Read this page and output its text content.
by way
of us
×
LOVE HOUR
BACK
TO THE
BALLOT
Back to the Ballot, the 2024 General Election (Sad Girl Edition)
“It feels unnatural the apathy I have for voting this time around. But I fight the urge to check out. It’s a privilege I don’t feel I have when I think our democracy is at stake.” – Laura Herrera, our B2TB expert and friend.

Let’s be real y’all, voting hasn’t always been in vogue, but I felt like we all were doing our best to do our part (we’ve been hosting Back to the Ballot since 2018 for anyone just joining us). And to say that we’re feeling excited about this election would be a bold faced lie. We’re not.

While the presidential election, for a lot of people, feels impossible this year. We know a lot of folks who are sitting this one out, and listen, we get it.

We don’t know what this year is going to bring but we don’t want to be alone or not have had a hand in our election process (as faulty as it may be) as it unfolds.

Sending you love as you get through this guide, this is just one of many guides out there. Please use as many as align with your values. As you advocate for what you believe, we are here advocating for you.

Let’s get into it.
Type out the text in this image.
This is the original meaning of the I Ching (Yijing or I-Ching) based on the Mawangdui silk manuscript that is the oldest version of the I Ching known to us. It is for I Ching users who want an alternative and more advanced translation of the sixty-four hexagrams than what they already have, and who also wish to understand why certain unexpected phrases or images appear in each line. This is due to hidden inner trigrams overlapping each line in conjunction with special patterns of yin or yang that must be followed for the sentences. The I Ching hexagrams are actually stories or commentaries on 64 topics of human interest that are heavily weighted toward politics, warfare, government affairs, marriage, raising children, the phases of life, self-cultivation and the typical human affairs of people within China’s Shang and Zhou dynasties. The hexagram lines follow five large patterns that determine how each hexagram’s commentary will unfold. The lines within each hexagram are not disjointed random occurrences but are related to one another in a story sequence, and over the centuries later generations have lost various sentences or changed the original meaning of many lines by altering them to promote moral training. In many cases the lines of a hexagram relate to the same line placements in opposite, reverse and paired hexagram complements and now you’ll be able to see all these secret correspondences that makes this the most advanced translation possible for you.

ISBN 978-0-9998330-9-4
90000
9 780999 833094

════════════════

= REQUEST =
Extract all lines as given.

= OUTPUT =
Read this page and output its text content.
by way
of us
×
LOVE HOUR
BACK
TO THE
BALLOT
Back to the Ballot, the 2024 General Election (Sad Girl Edition)
“It feels unnatural the apathy I have for voting this time around. But I fight the urge to check out. It’s a privilege I don’t feel I have when I think our democracy is at stake.” – Laura Herrera, our B2TB expert and friend.

Let’s be real y’all, voting hasn’t always been in vogue, but I felt like we all were doing our best to do our part (we’ve been hosting Back to the Ballot since 2018 for anyone just joining us). And to say that we’re feeling excited about this election would be a bold faced lie. We’re not.

While the presidential election, for a lot of people, feels impossible this year. We know a lot of folks who are sitting this one out, and listen, we get it.

We don’t know what this year is going to bring but we don’t want to be alone or not have had a hand in our election process (as faulty as it may be) as it unfolds.

Sending you love as you get through this guide, this is just one of many guides out there. Please use as many as align with your values. As you advocate for what you believe, we are here advocating for you.

Let’s get into it.
Type out the text in this image.
This is the original meaning of the I Ching (Yijing or I-Ching) based on the Mawangdui silk manuscript that is the oldest version of the I Ching known to us. It is for I Ching users who want an alternative and more advanced translation of the sixty-four hexagrams than what they already have, and who also wish to understand why certain unexpected phrases or images appear in each line. This is due to hidden inner trigrams overlapping each line in conjunction with special patterns of yin or yang that must be followed for the sentences. The I Ching hexagrams are actually stories or commentaries on 64 topics of human interest that are heavily weighted toward politics, warfare, government affairs, marriage, raising children, the phases of life, self-cultivation and the typical human affairs of people within China’s Shang and Zhou dynasties. The hexagram lines follow five large patterns that determine how each hexagram’s commentary will unfold. The lines within each hexagram are not disjointed random occurrences but are related to one another in a story sequence, and over the centuries later generations have lost various sentences or changed the original meaning of many lines by altering them to promote moral training. In many cases the lines of a hexagram relate to the same line placements in opposite, reverse and paired hexagram complements and now you’ll be able to see all these secret correspondences that makes this the most advanced translation possible for you.

ISBN 978-0-9998330-9-4
90000
9 780999 833094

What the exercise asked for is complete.